Check each line of the data for "text" and select those that have it.

-------- Extracted data

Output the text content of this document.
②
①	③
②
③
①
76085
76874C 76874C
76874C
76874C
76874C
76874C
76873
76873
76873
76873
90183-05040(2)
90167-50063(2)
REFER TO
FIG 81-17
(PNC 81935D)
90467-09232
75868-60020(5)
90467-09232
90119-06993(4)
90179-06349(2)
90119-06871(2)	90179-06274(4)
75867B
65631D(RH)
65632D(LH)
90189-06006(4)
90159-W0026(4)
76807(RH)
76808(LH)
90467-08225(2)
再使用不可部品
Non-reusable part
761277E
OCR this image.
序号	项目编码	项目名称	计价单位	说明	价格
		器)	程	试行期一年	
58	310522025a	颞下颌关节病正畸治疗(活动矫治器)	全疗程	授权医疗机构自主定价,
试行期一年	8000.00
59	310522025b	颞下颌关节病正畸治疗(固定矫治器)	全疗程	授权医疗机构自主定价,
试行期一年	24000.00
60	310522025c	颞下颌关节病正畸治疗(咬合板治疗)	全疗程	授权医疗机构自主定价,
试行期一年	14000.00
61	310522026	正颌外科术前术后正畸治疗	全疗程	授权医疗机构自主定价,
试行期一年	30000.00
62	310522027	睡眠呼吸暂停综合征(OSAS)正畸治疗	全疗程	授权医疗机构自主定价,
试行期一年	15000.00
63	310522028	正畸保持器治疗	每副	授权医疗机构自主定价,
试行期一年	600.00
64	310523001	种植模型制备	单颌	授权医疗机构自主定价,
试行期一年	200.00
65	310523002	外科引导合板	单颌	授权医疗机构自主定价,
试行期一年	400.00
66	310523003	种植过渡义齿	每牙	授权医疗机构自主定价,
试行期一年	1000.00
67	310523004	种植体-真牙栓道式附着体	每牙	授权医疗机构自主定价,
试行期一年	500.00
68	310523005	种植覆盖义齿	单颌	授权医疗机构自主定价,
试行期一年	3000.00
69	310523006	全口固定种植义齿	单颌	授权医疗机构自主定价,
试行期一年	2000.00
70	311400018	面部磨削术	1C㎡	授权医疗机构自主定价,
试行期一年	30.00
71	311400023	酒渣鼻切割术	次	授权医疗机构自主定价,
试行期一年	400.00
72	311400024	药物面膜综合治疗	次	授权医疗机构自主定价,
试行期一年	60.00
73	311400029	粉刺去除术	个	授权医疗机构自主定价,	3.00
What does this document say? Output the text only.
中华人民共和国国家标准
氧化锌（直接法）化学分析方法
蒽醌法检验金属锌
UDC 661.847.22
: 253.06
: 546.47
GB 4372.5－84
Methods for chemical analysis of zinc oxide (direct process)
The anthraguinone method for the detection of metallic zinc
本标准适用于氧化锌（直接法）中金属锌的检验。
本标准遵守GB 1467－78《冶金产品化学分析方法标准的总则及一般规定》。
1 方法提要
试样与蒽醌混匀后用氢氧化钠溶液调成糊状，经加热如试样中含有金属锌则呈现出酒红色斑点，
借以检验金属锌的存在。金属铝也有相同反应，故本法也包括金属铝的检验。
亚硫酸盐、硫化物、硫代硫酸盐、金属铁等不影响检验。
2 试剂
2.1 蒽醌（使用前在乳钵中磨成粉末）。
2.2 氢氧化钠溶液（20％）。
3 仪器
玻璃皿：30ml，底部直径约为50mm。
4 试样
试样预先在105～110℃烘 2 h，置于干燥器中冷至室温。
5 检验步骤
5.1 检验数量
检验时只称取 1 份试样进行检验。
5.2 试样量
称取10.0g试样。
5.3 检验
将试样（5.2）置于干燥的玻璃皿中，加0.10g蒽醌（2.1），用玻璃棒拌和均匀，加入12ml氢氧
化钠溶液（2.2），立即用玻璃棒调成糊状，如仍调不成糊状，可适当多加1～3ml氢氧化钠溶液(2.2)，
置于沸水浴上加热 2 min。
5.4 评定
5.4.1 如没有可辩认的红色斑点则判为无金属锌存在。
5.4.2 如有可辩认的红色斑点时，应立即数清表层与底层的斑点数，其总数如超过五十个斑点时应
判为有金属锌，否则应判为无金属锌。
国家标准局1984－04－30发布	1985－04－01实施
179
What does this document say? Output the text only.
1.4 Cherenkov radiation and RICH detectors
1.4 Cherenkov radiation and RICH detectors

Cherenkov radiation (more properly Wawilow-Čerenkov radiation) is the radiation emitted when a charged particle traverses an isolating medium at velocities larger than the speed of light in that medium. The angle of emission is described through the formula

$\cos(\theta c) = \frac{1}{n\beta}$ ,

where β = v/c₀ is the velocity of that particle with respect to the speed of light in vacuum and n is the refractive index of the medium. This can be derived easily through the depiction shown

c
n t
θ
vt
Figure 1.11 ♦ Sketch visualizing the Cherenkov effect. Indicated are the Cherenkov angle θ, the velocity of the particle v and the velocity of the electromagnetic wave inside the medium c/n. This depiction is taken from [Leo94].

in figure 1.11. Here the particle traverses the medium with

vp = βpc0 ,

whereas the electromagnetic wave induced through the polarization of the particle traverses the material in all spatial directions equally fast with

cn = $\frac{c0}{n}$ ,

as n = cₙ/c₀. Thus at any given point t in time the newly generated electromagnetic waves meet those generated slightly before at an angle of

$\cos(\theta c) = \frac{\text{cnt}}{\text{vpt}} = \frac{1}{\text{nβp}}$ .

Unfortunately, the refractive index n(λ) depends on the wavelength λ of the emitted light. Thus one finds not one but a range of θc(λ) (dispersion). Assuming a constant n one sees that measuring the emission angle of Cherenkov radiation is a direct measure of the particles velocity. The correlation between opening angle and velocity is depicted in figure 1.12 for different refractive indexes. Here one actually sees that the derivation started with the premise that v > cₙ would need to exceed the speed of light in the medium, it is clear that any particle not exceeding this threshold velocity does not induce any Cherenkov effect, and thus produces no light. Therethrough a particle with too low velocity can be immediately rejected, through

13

----------------

_Solution for this exercise_
Output the text content of this document.
What does this document say? Output the text only.
What does this document say? Output the text only.
$\cos(\theta c) = \frac{\text{cnt}}{\text{vpt}} = \frac{1}{\text{nβp}}$ .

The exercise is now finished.